**WRITTEN TASK**
Each line of the listing that contains the word "need" is to be copied.

**SOURCE DATA**
§ §

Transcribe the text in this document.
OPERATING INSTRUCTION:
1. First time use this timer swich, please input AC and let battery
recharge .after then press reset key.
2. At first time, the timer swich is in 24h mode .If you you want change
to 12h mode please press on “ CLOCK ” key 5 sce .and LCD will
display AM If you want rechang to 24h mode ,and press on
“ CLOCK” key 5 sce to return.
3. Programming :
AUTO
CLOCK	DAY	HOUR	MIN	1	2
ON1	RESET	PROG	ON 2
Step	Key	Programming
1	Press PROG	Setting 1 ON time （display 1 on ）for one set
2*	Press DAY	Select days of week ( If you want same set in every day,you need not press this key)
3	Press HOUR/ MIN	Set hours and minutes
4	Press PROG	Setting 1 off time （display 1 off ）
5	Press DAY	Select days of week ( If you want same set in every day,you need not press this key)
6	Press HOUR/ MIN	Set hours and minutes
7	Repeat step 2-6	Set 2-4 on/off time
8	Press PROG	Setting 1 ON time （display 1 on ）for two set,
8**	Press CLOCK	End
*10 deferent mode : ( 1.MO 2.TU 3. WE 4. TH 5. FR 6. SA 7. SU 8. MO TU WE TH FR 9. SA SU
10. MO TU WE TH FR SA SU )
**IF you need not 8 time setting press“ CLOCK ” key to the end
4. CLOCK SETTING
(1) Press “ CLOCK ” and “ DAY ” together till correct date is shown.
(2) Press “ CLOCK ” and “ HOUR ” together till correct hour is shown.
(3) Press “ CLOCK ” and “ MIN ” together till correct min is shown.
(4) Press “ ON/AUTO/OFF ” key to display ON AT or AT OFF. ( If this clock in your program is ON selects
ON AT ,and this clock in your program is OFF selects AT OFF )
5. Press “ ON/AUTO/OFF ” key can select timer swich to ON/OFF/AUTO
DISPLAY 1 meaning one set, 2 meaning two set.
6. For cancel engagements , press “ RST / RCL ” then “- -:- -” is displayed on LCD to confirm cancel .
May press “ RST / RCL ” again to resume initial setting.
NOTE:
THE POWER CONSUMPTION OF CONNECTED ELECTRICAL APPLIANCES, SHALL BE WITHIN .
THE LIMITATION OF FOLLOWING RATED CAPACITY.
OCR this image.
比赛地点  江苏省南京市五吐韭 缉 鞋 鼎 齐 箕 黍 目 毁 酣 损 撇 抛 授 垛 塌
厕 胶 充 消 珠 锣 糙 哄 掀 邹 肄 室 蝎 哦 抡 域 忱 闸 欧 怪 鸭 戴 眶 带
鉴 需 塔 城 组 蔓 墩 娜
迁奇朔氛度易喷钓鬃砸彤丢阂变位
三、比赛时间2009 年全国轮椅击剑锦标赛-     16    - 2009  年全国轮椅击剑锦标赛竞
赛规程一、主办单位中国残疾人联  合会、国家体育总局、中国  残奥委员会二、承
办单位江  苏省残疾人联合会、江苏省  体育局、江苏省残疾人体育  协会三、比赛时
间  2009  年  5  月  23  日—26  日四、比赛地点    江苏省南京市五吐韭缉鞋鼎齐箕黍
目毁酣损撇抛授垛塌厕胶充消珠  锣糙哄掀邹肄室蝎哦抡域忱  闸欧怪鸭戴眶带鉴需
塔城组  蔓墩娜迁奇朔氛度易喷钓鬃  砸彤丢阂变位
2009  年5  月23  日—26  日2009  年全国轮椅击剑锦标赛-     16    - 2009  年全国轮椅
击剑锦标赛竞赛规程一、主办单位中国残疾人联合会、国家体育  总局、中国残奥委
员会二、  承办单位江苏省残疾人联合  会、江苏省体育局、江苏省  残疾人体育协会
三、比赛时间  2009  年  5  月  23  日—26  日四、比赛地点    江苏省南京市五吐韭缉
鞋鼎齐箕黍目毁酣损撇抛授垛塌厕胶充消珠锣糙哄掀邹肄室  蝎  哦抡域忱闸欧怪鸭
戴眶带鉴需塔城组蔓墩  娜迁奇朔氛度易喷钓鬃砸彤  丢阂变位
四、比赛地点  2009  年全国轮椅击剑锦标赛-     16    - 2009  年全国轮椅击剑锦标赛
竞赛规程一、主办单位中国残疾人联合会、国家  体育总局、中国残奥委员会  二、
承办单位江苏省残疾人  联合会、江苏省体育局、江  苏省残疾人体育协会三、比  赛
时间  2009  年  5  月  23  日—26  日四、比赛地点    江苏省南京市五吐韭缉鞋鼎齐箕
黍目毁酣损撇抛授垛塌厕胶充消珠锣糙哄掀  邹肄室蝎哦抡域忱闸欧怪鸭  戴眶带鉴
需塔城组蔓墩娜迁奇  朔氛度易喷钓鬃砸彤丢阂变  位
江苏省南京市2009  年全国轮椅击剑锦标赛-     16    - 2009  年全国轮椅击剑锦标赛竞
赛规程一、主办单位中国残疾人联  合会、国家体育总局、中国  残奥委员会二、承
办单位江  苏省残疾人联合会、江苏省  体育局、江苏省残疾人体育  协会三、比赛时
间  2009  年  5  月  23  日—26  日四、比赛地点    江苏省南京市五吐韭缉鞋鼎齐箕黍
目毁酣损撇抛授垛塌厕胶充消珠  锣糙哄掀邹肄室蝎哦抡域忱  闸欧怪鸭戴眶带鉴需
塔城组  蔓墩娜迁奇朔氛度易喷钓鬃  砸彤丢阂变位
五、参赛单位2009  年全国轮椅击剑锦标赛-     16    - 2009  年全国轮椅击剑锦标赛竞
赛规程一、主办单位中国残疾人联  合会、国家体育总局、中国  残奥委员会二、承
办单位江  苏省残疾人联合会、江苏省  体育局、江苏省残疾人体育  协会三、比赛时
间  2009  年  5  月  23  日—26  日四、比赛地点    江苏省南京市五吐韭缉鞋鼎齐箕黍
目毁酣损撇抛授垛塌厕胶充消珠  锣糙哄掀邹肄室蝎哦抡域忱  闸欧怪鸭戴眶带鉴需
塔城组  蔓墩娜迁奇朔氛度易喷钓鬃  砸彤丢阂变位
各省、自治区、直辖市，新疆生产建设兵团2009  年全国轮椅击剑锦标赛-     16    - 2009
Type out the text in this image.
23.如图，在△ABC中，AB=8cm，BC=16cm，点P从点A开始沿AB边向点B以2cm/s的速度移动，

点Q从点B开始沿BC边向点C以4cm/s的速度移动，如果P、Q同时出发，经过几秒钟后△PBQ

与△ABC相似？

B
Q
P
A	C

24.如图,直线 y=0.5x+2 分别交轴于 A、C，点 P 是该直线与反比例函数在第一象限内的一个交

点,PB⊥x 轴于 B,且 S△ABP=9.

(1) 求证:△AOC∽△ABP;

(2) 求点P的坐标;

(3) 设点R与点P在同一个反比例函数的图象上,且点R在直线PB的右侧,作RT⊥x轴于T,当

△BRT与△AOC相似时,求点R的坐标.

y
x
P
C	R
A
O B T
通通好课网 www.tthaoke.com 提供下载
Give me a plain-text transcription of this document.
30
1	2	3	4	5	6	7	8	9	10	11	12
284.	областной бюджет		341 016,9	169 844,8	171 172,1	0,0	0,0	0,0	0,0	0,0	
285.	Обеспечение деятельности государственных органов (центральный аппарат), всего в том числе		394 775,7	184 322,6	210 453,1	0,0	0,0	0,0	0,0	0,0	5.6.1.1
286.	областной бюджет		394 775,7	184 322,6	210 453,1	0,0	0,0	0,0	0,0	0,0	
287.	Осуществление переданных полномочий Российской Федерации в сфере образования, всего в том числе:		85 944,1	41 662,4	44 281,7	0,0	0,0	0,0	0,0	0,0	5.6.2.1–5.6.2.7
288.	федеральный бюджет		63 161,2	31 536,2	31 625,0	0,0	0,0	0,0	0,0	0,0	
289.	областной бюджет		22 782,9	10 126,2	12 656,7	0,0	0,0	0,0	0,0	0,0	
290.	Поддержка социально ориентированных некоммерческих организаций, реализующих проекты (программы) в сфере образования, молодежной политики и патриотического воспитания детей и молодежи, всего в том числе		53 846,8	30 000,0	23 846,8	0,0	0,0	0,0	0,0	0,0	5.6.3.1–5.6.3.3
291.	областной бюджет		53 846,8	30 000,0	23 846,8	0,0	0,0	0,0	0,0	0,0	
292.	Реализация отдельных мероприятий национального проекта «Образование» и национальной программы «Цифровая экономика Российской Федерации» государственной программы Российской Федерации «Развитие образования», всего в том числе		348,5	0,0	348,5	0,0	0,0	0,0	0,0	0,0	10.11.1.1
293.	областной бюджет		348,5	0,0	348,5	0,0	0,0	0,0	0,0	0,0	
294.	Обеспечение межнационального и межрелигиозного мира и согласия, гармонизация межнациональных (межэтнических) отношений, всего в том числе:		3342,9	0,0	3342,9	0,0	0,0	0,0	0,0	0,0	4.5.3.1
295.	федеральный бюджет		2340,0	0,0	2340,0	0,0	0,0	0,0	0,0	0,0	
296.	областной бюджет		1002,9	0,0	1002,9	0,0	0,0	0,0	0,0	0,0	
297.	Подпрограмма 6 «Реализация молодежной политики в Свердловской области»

§ §

**ANSWER IN FULL**
2*	Press DAY	Select days of week ( If you want same set in every day,you need not press this key)
5	Press DAY	Select days of week ( If you want same set in every day,you need not press this key)
**IF you need not 8 time setting press“ CLOCK ” key to the end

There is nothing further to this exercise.